::: DATA EXCERPTS :::

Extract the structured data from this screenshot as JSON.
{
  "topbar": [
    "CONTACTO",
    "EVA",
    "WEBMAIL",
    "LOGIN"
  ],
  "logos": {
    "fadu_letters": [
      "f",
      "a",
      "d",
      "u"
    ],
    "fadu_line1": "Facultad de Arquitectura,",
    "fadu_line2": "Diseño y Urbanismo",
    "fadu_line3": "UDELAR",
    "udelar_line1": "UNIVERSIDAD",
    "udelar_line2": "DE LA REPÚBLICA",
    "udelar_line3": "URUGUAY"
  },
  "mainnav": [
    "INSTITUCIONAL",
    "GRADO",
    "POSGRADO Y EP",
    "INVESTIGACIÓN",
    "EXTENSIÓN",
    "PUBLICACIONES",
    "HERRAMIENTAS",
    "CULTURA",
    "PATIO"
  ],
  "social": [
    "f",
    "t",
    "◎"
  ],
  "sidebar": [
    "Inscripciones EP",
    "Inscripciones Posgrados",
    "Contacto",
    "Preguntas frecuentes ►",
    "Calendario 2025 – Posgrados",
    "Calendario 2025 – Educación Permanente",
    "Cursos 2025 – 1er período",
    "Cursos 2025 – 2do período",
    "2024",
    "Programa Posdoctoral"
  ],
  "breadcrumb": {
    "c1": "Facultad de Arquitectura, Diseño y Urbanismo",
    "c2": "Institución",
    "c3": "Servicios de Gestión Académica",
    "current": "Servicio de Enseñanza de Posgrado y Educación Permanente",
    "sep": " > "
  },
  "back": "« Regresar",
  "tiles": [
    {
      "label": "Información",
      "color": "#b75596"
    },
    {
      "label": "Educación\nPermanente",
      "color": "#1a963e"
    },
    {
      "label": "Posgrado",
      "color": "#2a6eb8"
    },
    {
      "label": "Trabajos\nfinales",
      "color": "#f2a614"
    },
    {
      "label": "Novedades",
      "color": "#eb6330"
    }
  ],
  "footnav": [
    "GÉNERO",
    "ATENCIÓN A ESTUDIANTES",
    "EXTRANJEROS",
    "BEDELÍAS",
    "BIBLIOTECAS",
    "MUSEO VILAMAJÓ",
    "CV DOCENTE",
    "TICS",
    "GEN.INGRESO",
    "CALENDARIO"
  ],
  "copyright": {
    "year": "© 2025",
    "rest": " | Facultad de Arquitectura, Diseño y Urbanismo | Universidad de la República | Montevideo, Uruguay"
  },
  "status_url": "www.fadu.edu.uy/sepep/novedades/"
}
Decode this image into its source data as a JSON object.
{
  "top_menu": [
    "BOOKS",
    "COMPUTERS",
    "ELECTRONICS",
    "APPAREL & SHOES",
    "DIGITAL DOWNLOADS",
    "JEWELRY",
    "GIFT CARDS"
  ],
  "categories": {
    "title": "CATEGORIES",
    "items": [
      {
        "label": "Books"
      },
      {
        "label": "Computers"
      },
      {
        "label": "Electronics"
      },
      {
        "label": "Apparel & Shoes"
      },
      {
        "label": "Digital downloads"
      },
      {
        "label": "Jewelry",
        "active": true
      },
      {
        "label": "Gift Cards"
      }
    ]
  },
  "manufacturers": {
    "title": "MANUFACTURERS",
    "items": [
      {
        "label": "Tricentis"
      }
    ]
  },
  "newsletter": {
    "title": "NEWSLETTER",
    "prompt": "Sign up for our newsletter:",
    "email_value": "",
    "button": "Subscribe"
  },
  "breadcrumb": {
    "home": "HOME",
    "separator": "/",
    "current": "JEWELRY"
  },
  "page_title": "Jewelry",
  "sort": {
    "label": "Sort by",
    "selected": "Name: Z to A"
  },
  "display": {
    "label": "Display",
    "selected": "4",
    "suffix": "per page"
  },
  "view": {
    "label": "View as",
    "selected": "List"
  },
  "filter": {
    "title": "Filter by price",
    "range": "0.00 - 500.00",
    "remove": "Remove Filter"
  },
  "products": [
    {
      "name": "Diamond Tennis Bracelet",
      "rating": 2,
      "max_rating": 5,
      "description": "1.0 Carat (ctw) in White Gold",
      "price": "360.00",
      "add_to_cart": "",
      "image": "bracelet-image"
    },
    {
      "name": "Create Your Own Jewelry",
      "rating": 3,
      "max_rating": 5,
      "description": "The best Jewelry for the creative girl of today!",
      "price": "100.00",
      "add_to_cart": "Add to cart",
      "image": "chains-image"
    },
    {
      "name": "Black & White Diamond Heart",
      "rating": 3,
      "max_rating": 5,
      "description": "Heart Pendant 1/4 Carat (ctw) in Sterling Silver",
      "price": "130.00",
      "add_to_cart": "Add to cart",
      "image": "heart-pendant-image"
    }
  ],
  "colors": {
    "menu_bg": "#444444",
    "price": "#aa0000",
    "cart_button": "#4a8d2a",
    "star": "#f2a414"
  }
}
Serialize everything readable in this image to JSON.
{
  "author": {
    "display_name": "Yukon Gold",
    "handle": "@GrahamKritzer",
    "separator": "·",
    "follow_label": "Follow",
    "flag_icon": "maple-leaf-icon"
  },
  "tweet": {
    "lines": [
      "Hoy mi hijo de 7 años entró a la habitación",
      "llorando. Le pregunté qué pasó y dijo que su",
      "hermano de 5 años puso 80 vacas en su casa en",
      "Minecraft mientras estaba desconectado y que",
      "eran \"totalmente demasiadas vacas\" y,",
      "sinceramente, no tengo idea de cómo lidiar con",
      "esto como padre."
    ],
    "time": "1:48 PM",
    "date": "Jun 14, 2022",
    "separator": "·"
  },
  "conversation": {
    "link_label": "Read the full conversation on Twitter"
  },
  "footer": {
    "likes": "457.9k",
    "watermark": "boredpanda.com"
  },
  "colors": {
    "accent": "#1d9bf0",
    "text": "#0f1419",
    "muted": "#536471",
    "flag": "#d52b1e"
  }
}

:::

__WHAT IS ASKED__:
Reproduce the listing above verbatim, from first line to last.

__SOLUTION TO THIS PROBLEM__:
Extract the structured data from this screenshot as JSON.
{
  "topbar": [
    "CONTACTO",
    "EVA",
    "WEBMAIL",
    "LOGIN"
  ],
  "logos": {
    "fadu_letters": [
      "f",
      "a",
      "d",
      "u"
    ],
    "fadu_line1": "Facultad de Arquitectura,",
    "fadu_line2": "Diseño y Urbanismo",
    "fadu_line3": "UDELAR",
    "udelar_line1": "UNIVERSIDAD",
    "udelar_line2": "DE LA REPÚBLICA",
    "udelar_line3": "URUGUAY"
  },
  "mainnav": [
    "INSTITUCIONAL",
    "GRADO",
    "POSGRADO Y EP",
    "INVESTIGACIÓN",
    "EXTENSIÓN",
    "PUBLICACIONES",
    "HERRAMIENTAS",
    "CULTURA",
    "PATIO"
  ],
  "social": [
    "f",
    "t",
    "◎"
  ],
  "sidebar": [
    "Inscripciones EP",
    "Inscripciones Posgrados",
    "Contacto",
    "Preguntas frecuentes ►",
    "Calendario 2025 – Posgrados",
    "Calendario 2025 – Educación Permanente",
    "Cursos 2025 – 1er período",
    "Cursos 2025 – 2do período",
    "2024",
    "Programa Posdoctoral"
  ],
  "breadcrumb": {
    "c1": "Facultad de Arquitectura, Diseño y Urbanismo",
    "c2": "Institución",
    "c3": "Servicios de Gestión Académica",
    "current": "Servicio de Enseñanza de Posgrado y Educación Permanente",
    "sep": " > "
  },
  "back": "« Regresar",
  "tiles": [
    {
      "label": "Información",
      "color": "#b75596"
    },
    {
      "label": "Educación\nPermanente",
      "color": "#1a963e"
    },
    {
      "label": "Posgrado",
      "color": "#2a6eb8"
    },
    {
      "label": "Trabajos\nfinales",
      "color": "#f2a614"
    },
    {
      "label": "Novedades",
      "color": "#eb6330"
    }
  ],
  "footnav": [
    "GÉNERO",
    "ATENCIÓN A ESTUDIANTES",
    "EXTRANJEROS",
    "BEDELÍAS",
    "BIBLIOTECAS",
    "MUSEO VILAMAJÓ",
    "CV DOCENTE",
    "TICS",
    "GEN.INGRESO",
    "CALENDARIO"
  ],
  "copyright": {
    "year": "© 2025",
    "rest": " | Facultad de Arquitectura, Diseño y Urbanismo | Universidad de la República | Montevideo, Uruguay"
  },
  "status_url": "www.fadu.edu.uy/sepep/novedades/"
}
Decode this image into its source data as a JSON object.
{
  "top_menu": [
    "BOOKS",
    "COMPUTERS",
    "ELECTRONICS",
    "APPAREL & SHOES",
    "DIGITAL DOWNLOADS",
    "JEWELRY",
    "GIFT CARDS"
  ],
  "categories": {
    "title": "CATEGORIES",
    "items": [
      {
        "label": "Books"
      },
      {
        "label": "Computers"
      },
      {
        "label": "Electronics"
      },
      {
        "label": "Apparel & Shoes"
      },
      {
        "label": "Digital downloads"
      },
      {
        "label": "Jewelry",
        "active": true
      },
      {
        "label": "Gift Cards"
      }
    ]
  },
  "manufacturers": {
    "title": "MANUFACTURERS",
    "items": [
      {
        "label": "Tricentis"
      }
    ]
  },
  "newsletter": {
    "title": "NEWSLETTER",
    "prompt": "Sign up for our newsletter:",
    "email_value": "",
    "button": "Subscribe"
  },
  "breadcrumb": {
    "home": "HOME",
    "separator": "/",
    "current": "JEWELRY"
  },
  "page_title": "Jewelry",
  "sort": {
    "label": "Sort by",
    "selected": "Name: Z to A"
  },
  "display": {
    "label": "Display",
    "selected": "4",
    "suffix": "per page"
  },
  "view": {
    "label": "View as",
    "selected": "List"
  },
  "filter": {
    "title": "Filter by price",
    "range": "0.00 - 500.00",
    "remove": "Remove Filter"
  },
  "products": [
    {
      "name": "Diamond Tennis Bracelet",
      "rating": 2,
      "max_rating": 5,
      "description": "1.0 Carat (ctw) in White Gold",
      "price": "360.00",
      "add_to_cart": "",
      "image": "bracelet-image"
    },
    {
      "name": "Create Your Own Jewelry",
      "rating": 3,
      "max_rating": 5,
      "description": "The best Jewelry for the creative girl of today!",
      "price": "100.00",
      "add_to_cart": "Add to cart",
      "image": "chains-image"
    },
    {
      "name": "Black & White Diamond Heart",
      "rating": 3,
      "max_rating": 5,
      "description": "Heart Pendant 1/4 Carat (ctw) in Sterling Silver",
      "price": "130.00",
      "add_to_cart": "Add to cart",
      "image": "heart-pendant-image"
    }
  ],
  "colors": {
    "menu_bg": "#444444",
    "price": "#aa0000",
    "cart_button": "#4a8d2a",
    "star": "#f2a414"
  }
}
Serialize everything readable in this image to JSON.
{
  "author": {
    "display_name": "Yukon Gold",
    "handle": "@GrahamKritzer",
    "separator": "·",
    "follow_label": "Follow",
    "flag_icon": "maple-leaf-icon"
  },
  "tweet": {
    "lines": [
      "Hoy mi hijo de 7 años entró a la habitación",
      "llorando. Le pregunté qué pasó y dijo que su",
      "hermano de 5 años puso 80 vacas en su casa en",
      "Minecraft mientras estaba desconectado y que",
      "eran \"totalmente demasiadas vacas\" y,",
      "sinceramente, no tengo idea de cómo lidiar con",
      "esto como padre."
    ],
    "time": "1:48 PM",
    "date": "Jun 14, 2022",
    "separator": "·"
  },
  "conversation": {
    "link_label": "Read the full conversation on Twitter"
  },
  "footer": {
    "likes": "457.9k",
    "watermark": "boredpanda.com"
  },
  "colors": {
    "accent": "#1d9bf0",
    "text": "#0f1419",
    "muted": "#536471",
    "flag": "#d52b1e"
  }
}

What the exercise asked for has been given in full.